After 25 years, the woman who has brought so much fun and
entertainment to the people of Tayside is to relinquish her stewardship
of Perth Theatre. Joan Knight tells Jackie McGlone of her philosophies.
WITH valedictions like these, can canonisation be far behind? Even
allowing for the theatrical profession's alarming tendency to do a
Richard Attenborough and come over all luvvie-ish at the drop of a
safety curtain, the fact that no one in the Scottish theatre has a bad
word to say about ''Saint'' Joan Knight of Perth, must mean something in
a world also renowned for its bitchiness and back-biting.
Indeed, the only carping on the lady's retiral later this month from
the artistic directorship of Perth Theatre, a post she has held for the
last 25 years, comes from the critics. Critics? Joan Knight? Well, there
have been a few. There is a view in certain critical circles that Joan
Knight is a bad thing, that she is populist, popular, and unoriginal.

-- MATERIALS PROVIDED --

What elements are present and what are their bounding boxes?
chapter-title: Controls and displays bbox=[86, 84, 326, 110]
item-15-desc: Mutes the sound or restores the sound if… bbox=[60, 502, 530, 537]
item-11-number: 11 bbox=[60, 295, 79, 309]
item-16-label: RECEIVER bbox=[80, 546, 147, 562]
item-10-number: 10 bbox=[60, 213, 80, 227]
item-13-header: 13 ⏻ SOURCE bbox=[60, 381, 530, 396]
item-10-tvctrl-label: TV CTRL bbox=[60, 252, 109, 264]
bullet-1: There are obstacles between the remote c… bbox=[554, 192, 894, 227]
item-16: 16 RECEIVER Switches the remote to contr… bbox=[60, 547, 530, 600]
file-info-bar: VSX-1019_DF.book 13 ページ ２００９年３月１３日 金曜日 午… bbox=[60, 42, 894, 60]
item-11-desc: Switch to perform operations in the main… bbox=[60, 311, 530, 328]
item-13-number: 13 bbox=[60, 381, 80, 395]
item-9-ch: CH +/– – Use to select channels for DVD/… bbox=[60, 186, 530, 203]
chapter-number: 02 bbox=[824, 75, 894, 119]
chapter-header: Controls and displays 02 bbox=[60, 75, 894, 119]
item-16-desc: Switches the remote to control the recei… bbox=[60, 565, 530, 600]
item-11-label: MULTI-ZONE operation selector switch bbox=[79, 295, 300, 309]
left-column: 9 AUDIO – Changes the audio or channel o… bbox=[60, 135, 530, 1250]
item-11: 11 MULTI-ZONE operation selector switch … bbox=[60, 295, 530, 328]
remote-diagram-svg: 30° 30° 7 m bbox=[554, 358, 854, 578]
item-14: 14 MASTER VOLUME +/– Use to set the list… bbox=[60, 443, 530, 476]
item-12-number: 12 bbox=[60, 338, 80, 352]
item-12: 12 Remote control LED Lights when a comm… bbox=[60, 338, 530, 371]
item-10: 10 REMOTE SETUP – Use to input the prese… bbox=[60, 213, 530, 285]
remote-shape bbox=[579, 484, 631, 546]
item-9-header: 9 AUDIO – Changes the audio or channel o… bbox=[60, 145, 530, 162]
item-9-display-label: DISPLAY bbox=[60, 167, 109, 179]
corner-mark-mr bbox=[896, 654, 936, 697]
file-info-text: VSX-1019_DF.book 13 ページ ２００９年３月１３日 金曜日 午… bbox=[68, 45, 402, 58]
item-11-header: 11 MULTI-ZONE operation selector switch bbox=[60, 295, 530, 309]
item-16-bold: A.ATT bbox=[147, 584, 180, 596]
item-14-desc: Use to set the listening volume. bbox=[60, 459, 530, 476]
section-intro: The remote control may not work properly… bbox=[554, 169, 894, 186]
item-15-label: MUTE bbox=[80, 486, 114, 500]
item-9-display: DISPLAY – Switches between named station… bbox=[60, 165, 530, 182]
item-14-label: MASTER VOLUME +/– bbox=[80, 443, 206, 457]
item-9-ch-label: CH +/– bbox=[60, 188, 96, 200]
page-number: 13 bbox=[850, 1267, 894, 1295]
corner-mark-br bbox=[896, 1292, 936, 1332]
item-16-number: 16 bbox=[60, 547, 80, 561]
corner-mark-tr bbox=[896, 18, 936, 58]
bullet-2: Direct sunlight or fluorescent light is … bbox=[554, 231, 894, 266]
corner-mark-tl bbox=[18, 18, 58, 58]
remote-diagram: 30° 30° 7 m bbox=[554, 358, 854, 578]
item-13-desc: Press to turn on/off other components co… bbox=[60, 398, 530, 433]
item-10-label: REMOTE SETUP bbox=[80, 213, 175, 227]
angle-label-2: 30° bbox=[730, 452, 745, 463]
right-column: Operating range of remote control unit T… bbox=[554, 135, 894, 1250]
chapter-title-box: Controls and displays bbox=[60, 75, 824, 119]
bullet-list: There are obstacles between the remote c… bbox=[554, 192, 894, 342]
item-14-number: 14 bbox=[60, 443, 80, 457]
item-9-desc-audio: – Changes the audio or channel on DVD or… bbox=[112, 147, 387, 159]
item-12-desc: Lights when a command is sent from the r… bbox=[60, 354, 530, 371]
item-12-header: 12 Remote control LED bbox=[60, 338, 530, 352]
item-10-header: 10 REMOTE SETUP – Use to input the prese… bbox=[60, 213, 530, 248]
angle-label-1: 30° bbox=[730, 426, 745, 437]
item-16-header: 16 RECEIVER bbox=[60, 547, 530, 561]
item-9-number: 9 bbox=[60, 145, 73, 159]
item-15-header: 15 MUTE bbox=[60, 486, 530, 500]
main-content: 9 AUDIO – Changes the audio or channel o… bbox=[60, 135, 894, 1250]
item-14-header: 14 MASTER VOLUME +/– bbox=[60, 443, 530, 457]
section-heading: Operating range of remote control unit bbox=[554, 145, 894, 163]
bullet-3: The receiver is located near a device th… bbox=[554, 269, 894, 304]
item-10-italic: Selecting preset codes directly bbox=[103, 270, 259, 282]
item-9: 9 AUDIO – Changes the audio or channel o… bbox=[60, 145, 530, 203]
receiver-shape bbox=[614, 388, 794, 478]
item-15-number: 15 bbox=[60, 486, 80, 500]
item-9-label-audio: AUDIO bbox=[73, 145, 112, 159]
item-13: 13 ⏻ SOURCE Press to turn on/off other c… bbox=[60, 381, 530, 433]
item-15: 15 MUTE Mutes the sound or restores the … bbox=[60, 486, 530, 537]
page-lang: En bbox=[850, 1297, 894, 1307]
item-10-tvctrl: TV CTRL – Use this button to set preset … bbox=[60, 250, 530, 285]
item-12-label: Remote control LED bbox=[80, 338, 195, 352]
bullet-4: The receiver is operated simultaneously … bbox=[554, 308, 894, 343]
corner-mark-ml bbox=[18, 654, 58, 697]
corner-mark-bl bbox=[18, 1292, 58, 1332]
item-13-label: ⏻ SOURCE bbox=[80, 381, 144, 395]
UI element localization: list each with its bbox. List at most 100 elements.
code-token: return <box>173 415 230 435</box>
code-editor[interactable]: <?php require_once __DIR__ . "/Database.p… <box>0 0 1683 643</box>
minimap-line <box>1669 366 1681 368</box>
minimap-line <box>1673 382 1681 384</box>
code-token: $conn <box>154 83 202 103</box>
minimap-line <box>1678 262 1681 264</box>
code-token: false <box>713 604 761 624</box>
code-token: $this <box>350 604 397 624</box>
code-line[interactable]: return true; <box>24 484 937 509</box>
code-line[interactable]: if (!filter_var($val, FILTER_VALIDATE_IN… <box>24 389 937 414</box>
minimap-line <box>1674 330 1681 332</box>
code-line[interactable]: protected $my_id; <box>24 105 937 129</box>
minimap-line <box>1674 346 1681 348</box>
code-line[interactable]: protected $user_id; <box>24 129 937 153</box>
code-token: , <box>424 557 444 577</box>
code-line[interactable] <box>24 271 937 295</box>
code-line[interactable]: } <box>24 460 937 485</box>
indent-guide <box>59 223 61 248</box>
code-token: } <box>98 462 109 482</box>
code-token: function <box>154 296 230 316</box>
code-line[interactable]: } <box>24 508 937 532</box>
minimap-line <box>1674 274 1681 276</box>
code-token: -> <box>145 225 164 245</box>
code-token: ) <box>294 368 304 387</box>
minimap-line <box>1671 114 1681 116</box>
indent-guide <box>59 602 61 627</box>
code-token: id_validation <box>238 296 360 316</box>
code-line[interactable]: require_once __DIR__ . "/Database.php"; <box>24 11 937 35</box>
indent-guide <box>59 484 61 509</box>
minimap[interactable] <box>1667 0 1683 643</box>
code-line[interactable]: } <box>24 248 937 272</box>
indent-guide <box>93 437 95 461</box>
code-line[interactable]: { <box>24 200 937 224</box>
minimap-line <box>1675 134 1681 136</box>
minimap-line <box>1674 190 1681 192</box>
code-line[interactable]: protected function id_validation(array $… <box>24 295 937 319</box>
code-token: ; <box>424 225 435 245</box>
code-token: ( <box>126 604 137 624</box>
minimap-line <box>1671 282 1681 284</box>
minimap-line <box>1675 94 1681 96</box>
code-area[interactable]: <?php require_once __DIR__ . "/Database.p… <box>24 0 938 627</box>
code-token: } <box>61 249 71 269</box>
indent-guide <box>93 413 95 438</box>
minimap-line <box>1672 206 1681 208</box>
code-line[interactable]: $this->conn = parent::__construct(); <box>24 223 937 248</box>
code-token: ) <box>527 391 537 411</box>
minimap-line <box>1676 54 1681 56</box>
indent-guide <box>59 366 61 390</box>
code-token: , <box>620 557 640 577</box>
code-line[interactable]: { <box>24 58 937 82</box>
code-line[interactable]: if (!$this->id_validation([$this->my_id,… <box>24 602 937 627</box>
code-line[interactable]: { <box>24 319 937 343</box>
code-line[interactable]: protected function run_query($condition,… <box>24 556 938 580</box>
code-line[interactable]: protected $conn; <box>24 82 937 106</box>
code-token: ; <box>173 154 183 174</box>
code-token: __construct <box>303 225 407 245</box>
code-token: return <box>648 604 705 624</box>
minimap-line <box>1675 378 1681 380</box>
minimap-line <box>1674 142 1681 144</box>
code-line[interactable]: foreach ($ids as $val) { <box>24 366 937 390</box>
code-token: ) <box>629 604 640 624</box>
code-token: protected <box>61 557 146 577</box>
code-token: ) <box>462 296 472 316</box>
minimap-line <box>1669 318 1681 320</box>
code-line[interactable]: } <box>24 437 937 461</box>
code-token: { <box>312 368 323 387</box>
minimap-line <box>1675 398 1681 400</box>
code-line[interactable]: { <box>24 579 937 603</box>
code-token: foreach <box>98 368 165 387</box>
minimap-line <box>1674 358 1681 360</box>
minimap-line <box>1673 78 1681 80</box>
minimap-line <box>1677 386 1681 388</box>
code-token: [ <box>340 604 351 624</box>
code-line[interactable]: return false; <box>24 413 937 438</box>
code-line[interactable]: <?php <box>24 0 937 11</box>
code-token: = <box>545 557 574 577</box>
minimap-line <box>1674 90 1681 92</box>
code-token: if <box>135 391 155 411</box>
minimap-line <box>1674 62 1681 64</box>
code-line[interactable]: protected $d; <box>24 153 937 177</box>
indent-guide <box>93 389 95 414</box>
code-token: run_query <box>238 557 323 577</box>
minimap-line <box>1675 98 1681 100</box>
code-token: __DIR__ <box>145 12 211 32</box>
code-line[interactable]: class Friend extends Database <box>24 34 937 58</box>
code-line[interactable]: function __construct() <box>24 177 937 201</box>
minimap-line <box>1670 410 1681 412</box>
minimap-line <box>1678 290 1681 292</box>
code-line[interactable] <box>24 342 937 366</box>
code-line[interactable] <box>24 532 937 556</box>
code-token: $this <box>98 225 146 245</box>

-- WORK TO COMPLETE --
a) Answer from the Perth Theatre article:
(i) For how many years has Joan Knight held the artistic directorship?
(ii) To whom does Joan Knight speak about her philosophies?
(iii) Which three things do certain critics say she is?
b) Copy the records, character for character, from their first line through the line that contains "chapter-header: Controls and", with both of those lines included.
The records have nothing to do with the newspaper piece about Perth Theatre.

-- EXERCISE ANSWERS --
a)
(i) 25 years
(ii) Jackie McGlone
(iii) Populist, popular, and unoriginal

b)
What elements are present and what are their bounding boxes?
chapter-title: Controls and displays bbox=[86, 84, 326, 110]
item-15-desc: Mutes the sound or restores the sound if… bbox=[60, 502, 530, 537]
item-11-number: 11 bbox=[60, 295, 79, 309]
item-16-label: RECEIVER bbox=[80, 546, 147, 562]
item-10-number: 10 bbox=[60, 213, 80, 227]
item-13-header: 13 ⏻ SOURCE bbox=[60, 381, 530, 396]
item-10-tvctrl-label: TV CTRL bbox=[60, 252, 109, 264]
bullet-1: There are obstacles between the remote c… bbox=[554, 192, 894, 227]
item-16: 16 RECEIVER Switches the remote to contr… bbox=[60, 547, 530, 600]
file-info-bar: VSX-1019_DF.book 13 ページ ２００９年３月１３日 金曜日 午… bbox=[60, 42, 894, 60]
item-11-desc: Switch to perform operations in the main… bbox=[60, 311, 530, 328]
item-13-number: 13 bbox=[60, 381, 80, 395]
item-9-ch: CH +/– – Use to select channels for DVD/… bbox=[60, 186, 530, 203]
chapter-number: 02 bbox=[824, 75, 894, 119]
chapter-header: Controls and displays 02 bbox=[60, 75, 894, 119]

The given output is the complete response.